• [Task inputs]
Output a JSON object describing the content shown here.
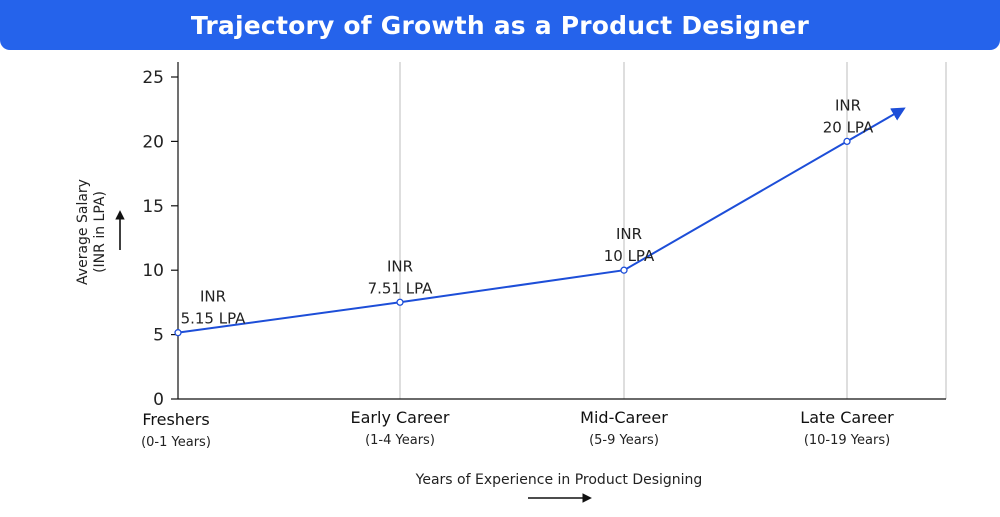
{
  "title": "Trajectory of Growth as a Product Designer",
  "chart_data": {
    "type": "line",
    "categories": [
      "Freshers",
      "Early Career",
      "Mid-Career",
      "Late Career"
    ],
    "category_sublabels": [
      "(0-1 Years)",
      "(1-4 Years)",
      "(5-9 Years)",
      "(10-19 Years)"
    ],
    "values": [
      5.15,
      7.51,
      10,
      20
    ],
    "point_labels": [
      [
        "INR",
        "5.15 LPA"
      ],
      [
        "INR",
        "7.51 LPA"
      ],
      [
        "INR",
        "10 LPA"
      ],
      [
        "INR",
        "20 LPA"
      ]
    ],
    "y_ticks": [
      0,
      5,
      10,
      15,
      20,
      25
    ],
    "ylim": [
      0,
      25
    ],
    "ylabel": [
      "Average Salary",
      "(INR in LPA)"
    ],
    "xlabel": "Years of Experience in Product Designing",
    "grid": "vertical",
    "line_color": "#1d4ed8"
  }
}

• [Work to be completed] Leaving the pictures aside, transcribe the entire listing exactly.

• [Complete answer]
Output a JSON object describing the content shown here.
{
  "title": "Trajectory of Growth as a Product Designer",
  "chart_data": {
    "type": "line",
    "categories": [
      "Freshers",
      "Early Career",
      "Mid-Career",
      "Late Career"
    ],
    "category_sublabels": [
      "(0-1 Years)",
      "(1-4 Years)",
      "(5-9 Years)",
      "(10-19 Years)"
    ],
    "values": [
      5.15,
      7.51,
      10,
      20
    ],
    "point_labels": [
      [
        "INR",
        "5.15 LPA"
      ],
      [
        "INR",
        "7.51 LPA"
      ],
      [
        "INR",
        "10 LPA"
      ],
      [
        "INR",
        "20 LPA"
      ]
    ],
    "y_ticks": [
      0,
      5,
      10,
      15,
      20,
      25
    ],
    "ylim": [
      0,
      25
    ],
    "ylabel": [
      "Average Salary",
      "(INR in LPA)"
    ],
    "xlabel": "Years of Experience in Product Designing",
    "grid": "vertical",
    "line_color": "#1d4ed8"
  }
}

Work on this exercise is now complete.